● PASSAGE TO READ
start
# Halton Sportsmen's Association First Shoot of 2018



## bearcave (Apr 18, 2011)

The Halton Sportsmen's Association will be hosting our first shoot of 2018 on Sunday April 8th. We have 2 loops of 20 targets each, and offer a very challenging course. 
The shoot will start at 10 am, shotgun start. Registration opens at 8:30 am. 
This is an open shoot and all bows are welcome.
There will be a BBQ lunch at the midway point of the shoot. 
We are located at 5125 Steele's Ave. West, up on the escarpment between Bell School Line and Appleby Line on the north side. Hope to see you there.


----------



## chris9potter (Nov 24, 2016)

I’m assuming this is a 3D Shoot? Do we need to pre-register or do we just show up?


----------



## DXTCLUE (Apr 4, 2010)

Galt Sportsmen Club has a 3d tournament the same day.


----------



## chris9potter (Nov 24, 2016)

I saw the Galt one on the OAA website. I’m coming from Mississauga and this shoot is closer for me. Just want to know which bow to bring with me 3D or Field/Target? It’s not listed in the Halton Sportsmen’s site so I can’t sort it out on my own. I do appreciate the reply though


----------



## bearcave (Apr 18, 2011)

Sorry, it is a 3D shoot and just show up.


----------



## chris9potter (Nov 24, 2016)

Cool, I’m hoping to attend.


----------
end
● PROVIDED MATERIAL
start
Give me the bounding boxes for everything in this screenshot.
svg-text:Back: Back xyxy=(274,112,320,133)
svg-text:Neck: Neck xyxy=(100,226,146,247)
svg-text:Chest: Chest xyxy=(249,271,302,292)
end
In the forum thread about the Halton Sportsmen's Association shoot, what time does registration open?

● RESULT BELOW
8:30 am